*DIRECTION*. Write out the material exactly, leaving every picture behind.

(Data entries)
▼
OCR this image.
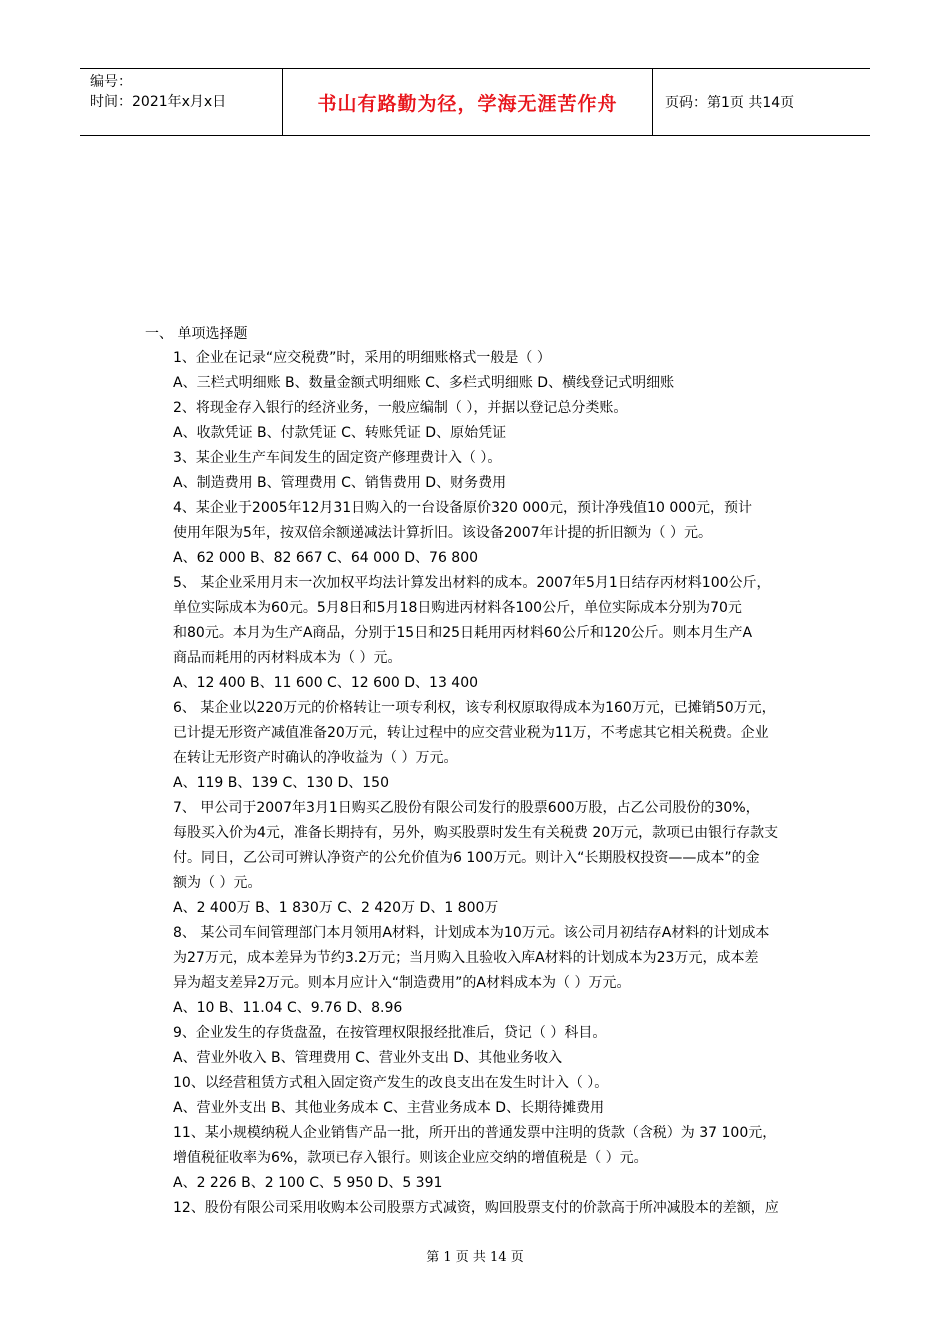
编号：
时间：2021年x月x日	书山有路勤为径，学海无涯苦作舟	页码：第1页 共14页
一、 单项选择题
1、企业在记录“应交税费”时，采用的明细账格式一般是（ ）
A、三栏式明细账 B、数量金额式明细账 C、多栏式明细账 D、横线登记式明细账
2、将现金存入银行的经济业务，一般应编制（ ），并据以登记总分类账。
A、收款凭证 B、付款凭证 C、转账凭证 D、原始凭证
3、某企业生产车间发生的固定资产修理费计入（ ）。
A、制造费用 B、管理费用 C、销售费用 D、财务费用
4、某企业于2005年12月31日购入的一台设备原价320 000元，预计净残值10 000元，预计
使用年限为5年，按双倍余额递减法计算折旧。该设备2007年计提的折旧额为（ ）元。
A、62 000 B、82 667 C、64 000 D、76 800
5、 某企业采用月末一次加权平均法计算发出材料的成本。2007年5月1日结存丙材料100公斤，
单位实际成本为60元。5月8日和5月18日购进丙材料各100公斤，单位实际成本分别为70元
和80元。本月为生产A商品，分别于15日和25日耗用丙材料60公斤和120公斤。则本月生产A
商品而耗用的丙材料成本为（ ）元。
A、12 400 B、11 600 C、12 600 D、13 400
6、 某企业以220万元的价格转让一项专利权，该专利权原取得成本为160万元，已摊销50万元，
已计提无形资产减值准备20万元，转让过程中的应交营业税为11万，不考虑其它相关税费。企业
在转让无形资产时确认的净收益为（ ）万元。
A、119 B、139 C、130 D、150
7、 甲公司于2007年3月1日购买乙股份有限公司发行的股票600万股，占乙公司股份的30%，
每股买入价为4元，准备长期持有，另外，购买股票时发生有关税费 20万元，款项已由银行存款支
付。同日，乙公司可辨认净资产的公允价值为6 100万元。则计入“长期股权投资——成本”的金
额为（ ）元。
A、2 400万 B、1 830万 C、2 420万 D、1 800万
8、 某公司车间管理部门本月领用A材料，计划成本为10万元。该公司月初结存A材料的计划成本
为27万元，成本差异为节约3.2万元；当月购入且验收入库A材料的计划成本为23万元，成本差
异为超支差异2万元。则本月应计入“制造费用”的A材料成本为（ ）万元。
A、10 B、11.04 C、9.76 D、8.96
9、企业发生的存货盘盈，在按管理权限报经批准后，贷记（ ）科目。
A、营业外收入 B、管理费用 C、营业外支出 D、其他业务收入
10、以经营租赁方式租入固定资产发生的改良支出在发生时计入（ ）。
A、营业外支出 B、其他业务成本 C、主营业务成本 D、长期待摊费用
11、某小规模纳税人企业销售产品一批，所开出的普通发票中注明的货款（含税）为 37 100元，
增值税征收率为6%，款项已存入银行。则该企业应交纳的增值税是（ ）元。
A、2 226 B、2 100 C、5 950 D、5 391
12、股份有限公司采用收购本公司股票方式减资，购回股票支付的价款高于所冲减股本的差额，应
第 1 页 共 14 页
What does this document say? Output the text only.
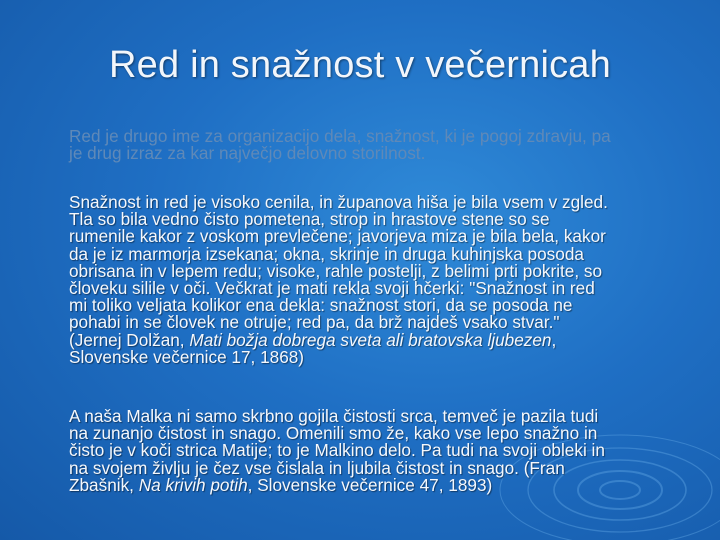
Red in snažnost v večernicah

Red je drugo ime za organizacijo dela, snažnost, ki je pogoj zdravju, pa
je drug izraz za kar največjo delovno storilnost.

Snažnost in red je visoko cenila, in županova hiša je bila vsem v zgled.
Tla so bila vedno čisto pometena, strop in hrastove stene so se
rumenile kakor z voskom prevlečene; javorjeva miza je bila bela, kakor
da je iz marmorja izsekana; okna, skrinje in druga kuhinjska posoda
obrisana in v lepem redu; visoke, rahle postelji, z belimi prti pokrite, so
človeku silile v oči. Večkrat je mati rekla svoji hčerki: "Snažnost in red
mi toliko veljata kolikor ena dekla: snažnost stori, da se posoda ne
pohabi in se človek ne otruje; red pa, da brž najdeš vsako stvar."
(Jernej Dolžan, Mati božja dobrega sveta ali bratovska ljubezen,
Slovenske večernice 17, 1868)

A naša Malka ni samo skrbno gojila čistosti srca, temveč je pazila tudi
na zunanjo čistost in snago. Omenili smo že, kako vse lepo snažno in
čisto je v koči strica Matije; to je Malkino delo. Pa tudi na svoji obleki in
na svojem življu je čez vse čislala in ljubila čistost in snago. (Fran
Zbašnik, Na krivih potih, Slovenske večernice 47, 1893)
▲
*WRITTEN RESPONSE*.
OCR this image.
编号：
时间：2021年x月x日	书山有路勤为径，学海无涯苦作舟	页码：第1页 共14页
一、 单项选择题
1、企业在记录“应交税费”时，采用的明细账格式一般是（ ）
A、三栏式明细账 B、数量金额式明细账 C、多栏式明细账 D、横线登记式明细账
2、将现金存入银行的经济业务，一般应编制（ ），并据以登记总分类账。
A、收款凭证 B、付款凭证 C、转账凭证 D、原始凭证
3、某企业生产车间发生的固定资产修理费计入（ ）。
A、制造费用 B、管理费用 C、销售费用 D、财务费用
4、某企业于2005年12月31日购入的一台设备原价320 000元，预计净残值10 000元，预计
使用年限为5年，按双倍余额递减法计算折旧。该设备2007年计提的折旧额为（ ）元。
A、62 000 B、82 667 C、64 000 D、76 800
5、 某企业采用月末一次加权平均法计算发出材料的成本。2007年5月1日结存丙材料100公斤，
单位实际成本为60元。5月8日和5月18日购进丙材料各100公斤，单位实际成本分别为70元
和80元。本月为生产A商品，分别于15日和25日耗用丙材料60公斤和120公斤。则本月生产A
商品而耗用的丙材料成本为（ ）元。
A、12 400 B、11 600 C、12 600 D、13 400
6、 某企业以220万元的价格转让一项专利权，该专利权原取得成本为160万元，已摊销50万元，
已计提无形资产减值准备20万元，转让过程中的应交营业税为11万，不考虑其它相关税费。企业
在转让无形资产时确认的净收益为（ ）万元。
A、119 B、139 C、130 D、150
7、 甲公司于2007年3月1日购买乙股份有限公司发行的股票600万股，占乙公司股份的30%，
每股买入价为4元，准备长期持有，另外，购买股票时发生有关税费 20万元，款项已由银行存款支
付。同日，乙公司可辨认净资产的公允价值为6 100万元。则计入“长期股权投资——成本”的金
额为（ ）元。
A、2 400万 B、1 830万 C、2 420万 D、1 800万
8、 某公司车间管理部门本月领用A材料，计划成本为10万元。该公司月初结存A材料的计划成本
为27万元，成本差异为节约3.2万元；当月购入且验收入库A材料的计划成本为23万元，成本差
异为超支差异2万元。则本月应计入“制造费用”的A材料成本为（ ）万元。
A、10 B、11.04 C、9.76 D、8.96
9、企业发生的存货盘盈，在按管理权限报经批准后，贷记（ ）科目。
A、营业外收入 B、管理费用 C、营业外支出 D、其他业务收入
10、以经营租赁方式租入固定资产发生的改良支出在发生时计入（ ）。
A、营业外支出 B、其他业务成本 C、主营业务成本 D、长期待摊费用
11、某小规模纳税人企业销售产品一批，所开出的普通发票中注明的货款（含税）为 37 100元，
增值税征收率为6%，款项已存入银行。则该企业应交纳的增值税是（ ）元。
A、2 226 B、2 100 C、5 950 D、5 391
12、股份有限公司采用收购本公司股票方式减资，购回股票支付的价款高于所冲减股本的差额，应
第 1 页 共 14 页
What does this document say? Output the text only.
Red in snažnost v večernicah

Red je drugo ime za organizacijo dela, snažnost, ki je pogoj zdravju, pa
je drug izraz za kar največjo delovno storilnost.

Snažnost in red je visoko cenila, in županova hiša je bila vsem v zgled.
Tla so bila vedno čisto pometena, strop in hrastove stene so se
rumenile kakor z voskom prevlečene; javorjeva miza je bila bela, kakor
da je iz marmorja izsekana; okna, skrinje in druga kuhinjska posoda
obrisana in v lepem redu; visoke, rahle postelji, z belimi prti pokrite, so
človeku silile v oči. Večkrat je mati rekla svoji hčerki: "Snažnost in red
mi toliko veljata kolikor ena dekla: snažnost stori, da se posoda ne
pohabi in se človek ne otruje; red pa, da brž najdeš vsako stvar."
(Jernej Dolžan, Mati božja dobrega sveta ali bratovska ljubezen,
Slovenske večernice 17, 1868)

A naša Malka ni samo skrbno gojila čistosti srca, temveč je pazila tudi
na zunanjo čistost in snago. Omenili smo že, kako vse lepo snažno in
čisto je v koči strica Matije; to je Malkino delo. Pa tudi na svoji obleki in
na svojem življu je čez vse čislala in ljubila čistost in snago. (Fran
Zbašnik, Na krivih potih, Slovenske večernice 47, 1893)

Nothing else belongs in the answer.